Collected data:
• • • • •
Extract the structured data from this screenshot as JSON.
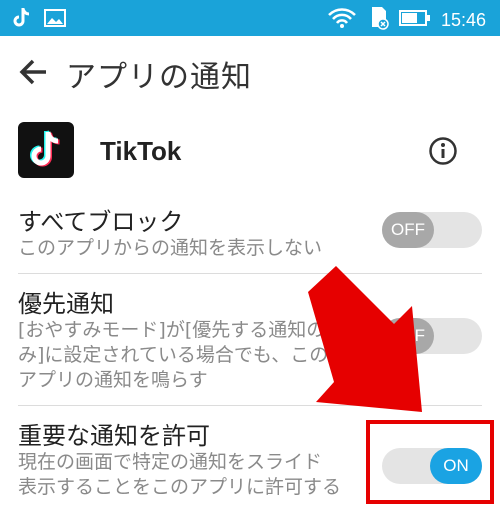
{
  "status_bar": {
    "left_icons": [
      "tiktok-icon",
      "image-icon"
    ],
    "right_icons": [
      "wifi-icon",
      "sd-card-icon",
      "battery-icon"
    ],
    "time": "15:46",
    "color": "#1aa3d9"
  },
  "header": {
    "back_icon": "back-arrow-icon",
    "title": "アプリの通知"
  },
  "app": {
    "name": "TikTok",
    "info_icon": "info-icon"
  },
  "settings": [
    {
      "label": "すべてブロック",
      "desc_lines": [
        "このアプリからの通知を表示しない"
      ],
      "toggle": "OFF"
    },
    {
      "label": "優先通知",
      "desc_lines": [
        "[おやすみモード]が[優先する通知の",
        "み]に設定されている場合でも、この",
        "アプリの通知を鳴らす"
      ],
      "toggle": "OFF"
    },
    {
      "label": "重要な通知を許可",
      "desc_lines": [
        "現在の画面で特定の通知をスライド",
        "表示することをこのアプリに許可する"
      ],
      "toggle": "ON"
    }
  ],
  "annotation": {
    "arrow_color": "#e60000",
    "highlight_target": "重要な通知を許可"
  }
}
• • • • •
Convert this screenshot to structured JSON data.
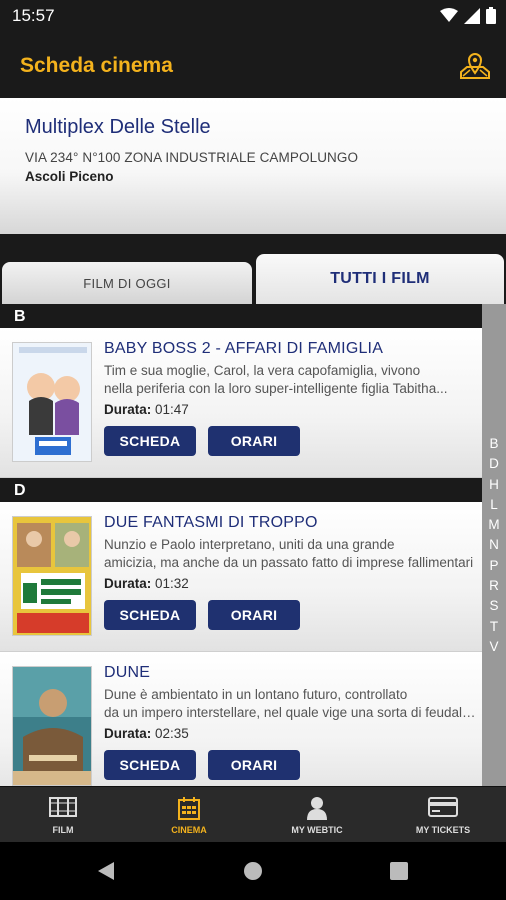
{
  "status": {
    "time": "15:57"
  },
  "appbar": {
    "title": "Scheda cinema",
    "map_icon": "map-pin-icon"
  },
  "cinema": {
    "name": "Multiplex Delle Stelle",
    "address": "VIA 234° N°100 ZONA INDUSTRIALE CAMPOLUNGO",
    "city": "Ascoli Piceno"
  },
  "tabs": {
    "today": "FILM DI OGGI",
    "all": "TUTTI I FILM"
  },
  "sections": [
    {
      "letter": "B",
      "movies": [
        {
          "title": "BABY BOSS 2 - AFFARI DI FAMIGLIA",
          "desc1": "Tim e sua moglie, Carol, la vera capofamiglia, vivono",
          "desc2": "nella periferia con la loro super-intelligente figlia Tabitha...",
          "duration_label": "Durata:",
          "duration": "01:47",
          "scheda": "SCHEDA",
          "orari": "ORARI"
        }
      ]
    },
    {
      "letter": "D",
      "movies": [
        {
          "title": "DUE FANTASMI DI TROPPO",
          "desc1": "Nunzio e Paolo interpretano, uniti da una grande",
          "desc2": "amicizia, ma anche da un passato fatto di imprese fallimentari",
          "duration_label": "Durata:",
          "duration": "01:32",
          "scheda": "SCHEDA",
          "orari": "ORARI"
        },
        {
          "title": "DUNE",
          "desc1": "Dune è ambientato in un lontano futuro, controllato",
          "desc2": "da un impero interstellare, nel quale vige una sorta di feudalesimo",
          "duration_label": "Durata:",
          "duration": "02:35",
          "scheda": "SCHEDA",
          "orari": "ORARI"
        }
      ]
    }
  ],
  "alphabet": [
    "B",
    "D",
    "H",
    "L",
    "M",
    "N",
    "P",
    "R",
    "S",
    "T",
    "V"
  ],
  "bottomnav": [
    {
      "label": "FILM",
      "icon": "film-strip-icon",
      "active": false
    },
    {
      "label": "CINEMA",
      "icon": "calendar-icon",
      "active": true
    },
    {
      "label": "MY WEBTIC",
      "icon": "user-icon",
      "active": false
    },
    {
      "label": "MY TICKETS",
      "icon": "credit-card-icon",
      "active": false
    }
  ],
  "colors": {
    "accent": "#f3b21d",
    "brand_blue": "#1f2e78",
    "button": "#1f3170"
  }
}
• • • • •
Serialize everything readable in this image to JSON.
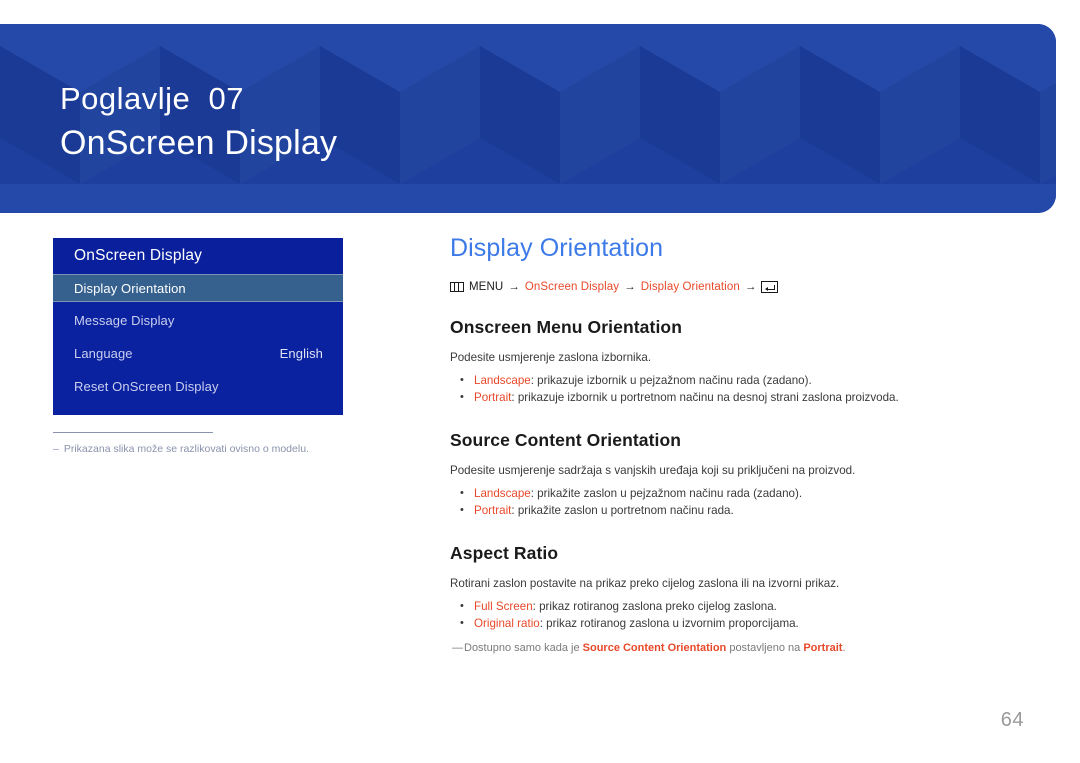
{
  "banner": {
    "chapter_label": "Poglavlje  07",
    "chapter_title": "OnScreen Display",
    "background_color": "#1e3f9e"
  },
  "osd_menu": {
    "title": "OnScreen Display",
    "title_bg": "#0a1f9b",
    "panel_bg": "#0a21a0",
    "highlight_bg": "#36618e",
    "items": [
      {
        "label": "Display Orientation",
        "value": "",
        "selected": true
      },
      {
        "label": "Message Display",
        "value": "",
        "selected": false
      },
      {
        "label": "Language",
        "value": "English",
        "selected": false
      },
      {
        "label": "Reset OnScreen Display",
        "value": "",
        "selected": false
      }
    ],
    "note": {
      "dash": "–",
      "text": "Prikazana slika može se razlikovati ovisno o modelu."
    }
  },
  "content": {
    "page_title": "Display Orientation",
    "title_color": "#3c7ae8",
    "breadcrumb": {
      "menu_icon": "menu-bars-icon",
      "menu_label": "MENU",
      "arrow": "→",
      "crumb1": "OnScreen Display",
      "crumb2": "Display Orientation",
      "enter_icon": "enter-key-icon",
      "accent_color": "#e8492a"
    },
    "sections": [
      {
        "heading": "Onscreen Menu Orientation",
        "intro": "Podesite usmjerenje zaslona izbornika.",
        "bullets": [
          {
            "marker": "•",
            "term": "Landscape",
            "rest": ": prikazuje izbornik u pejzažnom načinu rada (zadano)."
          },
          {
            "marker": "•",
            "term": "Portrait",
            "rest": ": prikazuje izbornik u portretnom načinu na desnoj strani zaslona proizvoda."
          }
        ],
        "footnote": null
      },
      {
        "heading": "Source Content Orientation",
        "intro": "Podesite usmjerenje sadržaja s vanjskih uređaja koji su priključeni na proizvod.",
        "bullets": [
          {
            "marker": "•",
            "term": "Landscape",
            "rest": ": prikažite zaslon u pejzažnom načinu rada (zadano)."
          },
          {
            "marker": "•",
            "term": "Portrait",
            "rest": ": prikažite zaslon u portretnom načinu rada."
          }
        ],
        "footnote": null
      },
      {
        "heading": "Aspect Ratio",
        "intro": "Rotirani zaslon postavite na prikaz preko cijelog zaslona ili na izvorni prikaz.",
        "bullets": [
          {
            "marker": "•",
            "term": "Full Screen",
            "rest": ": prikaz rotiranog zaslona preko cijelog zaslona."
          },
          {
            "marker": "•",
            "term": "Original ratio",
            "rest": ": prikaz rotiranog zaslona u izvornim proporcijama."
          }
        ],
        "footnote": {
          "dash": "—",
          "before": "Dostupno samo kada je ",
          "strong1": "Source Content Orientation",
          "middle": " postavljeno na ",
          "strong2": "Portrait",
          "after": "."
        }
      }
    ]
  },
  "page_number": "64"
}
• • • • •
## Problem to work on
Copy every single line of the material above that holds "prikažite".

## Result
            "rest": ": prikažite zaslon u pejzažnom načinu rada (zadano)."
            "rest": ": prikažite zaslon u portretnom načinu rada."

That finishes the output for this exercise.